## WORK TO BE COMPLETED
Of the lines in the listing, how many include the string "записи"? Write the number and nothing else.

## EXERCISE MATERIAL
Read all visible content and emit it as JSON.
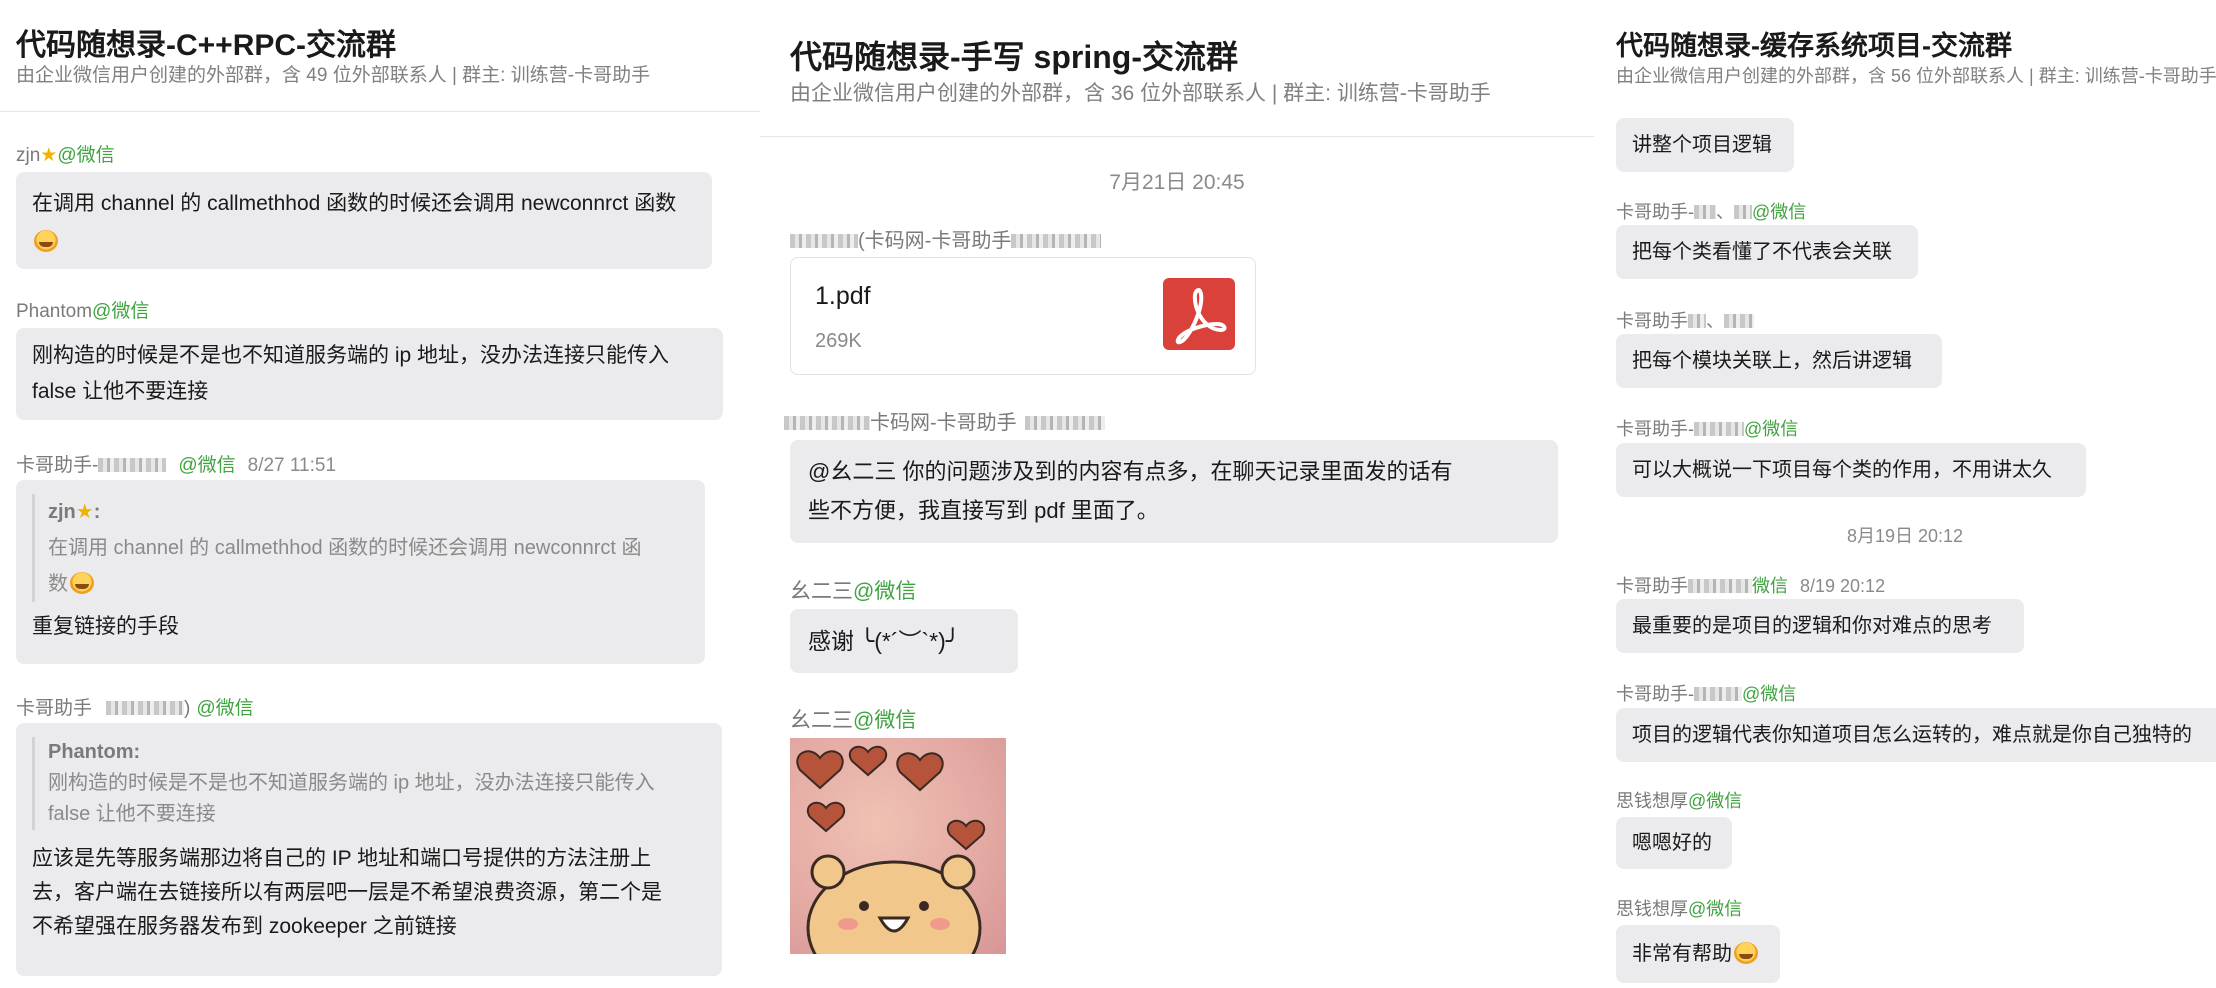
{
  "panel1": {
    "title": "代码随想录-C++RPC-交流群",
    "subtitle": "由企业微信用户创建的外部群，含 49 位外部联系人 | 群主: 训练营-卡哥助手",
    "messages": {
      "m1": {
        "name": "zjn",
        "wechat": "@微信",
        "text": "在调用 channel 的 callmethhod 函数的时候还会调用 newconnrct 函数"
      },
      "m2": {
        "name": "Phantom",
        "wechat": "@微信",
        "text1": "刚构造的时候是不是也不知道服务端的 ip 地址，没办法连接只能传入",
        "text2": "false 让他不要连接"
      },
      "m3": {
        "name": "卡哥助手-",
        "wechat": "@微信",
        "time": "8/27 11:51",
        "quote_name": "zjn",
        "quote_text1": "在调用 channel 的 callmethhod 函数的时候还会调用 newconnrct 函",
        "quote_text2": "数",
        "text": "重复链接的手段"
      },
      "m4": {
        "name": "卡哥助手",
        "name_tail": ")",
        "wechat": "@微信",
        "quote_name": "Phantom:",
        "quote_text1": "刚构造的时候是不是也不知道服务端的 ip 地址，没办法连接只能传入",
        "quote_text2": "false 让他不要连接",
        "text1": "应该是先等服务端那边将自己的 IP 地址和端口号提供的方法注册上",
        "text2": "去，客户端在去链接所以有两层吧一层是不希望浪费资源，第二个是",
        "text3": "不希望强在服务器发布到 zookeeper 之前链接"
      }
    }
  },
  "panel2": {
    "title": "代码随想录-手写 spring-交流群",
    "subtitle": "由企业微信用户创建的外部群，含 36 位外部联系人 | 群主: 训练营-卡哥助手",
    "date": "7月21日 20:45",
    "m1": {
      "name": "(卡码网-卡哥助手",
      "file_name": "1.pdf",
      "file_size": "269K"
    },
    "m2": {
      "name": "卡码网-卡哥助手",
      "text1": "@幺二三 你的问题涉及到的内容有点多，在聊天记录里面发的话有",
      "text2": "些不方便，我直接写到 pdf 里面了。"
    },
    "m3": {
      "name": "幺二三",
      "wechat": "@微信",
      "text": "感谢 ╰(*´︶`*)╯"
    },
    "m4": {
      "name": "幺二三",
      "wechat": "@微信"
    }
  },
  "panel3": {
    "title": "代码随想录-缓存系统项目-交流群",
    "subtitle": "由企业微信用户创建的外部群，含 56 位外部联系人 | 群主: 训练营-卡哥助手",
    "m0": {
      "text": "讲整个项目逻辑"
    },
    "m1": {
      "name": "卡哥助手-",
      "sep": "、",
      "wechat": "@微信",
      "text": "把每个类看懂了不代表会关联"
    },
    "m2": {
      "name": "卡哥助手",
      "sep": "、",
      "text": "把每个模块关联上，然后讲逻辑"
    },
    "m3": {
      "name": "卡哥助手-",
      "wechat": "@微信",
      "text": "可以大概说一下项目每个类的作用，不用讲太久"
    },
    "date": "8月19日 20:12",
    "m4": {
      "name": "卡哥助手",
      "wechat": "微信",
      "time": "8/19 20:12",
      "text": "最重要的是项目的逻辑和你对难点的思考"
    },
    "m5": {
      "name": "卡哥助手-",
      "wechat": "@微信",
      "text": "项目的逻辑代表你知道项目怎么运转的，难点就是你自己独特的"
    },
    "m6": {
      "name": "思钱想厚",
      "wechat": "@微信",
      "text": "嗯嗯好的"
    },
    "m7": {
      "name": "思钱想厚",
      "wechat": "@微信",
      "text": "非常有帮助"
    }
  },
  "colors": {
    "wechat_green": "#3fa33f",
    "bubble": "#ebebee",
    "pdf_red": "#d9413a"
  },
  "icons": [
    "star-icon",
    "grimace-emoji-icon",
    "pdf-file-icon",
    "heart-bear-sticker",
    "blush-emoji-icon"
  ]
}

--

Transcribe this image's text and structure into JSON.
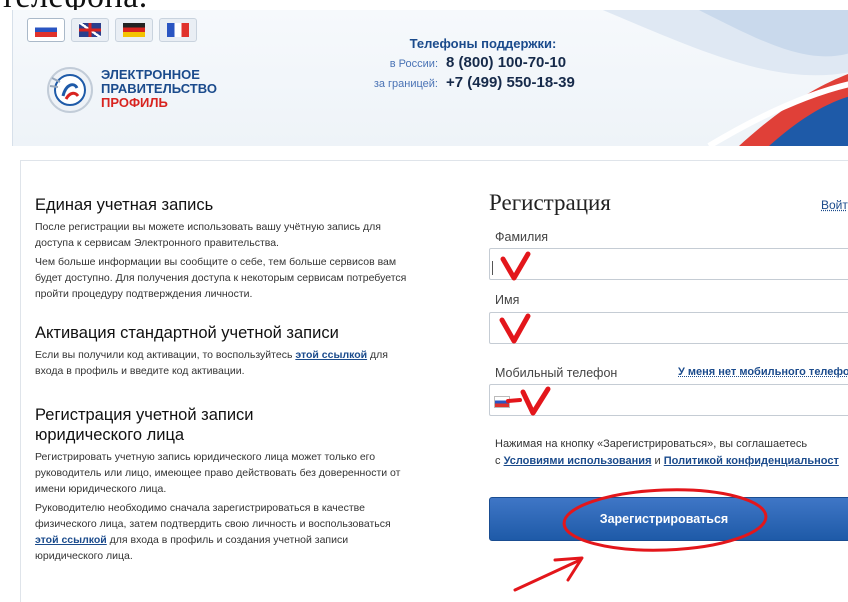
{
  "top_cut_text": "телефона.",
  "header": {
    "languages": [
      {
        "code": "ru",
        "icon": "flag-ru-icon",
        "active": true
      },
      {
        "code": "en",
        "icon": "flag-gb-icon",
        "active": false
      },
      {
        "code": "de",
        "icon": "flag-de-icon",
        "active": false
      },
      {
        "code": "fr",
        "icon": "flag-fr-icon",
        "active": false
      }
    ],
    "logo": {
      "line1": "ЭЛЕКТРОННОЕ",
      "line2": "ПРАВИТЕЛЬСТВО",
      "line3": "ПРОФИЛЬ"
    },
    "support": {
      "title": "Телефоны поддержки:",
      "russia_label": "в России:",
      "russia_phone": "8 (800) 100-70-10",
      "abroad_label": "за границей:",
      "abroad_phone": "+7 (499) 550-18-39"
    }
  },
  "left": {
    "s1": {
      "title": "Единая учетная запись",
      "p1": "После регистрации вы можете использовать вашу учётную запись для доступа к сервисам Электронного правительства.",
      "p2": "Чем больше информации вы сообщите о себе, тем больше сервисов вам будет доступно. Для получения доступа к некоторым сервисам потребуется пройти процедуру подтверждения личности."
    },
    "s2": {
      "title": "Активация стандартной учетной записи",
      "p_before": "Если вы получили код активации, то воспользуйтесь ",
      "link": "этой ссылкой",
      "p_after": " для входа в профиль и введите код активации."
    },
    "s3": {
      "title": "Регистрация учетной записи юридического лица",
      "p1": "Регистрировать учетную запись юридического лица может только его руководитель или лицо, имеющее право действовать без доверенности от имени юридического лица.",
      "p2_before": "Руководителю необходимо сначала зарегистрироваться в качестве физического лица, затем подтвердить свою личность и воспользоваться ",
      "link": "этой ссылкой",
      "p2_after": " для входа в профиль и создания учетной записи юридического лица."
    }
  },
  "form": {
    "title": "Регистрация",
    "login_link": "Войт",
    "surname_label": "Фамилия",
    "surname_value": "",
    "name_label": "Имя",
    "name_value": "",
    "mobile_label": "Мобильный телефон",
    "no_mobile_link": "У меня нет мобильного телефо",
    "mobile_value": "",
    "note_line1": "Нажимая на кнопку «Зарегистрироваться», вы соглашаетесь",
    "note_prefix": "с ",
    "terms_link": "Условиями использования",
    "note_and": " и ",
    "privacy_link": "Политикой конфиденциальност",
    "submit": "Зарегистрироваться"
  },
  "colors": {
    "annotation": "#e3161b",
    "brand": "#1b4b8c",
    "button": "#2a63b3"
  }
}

## SOLUTION
3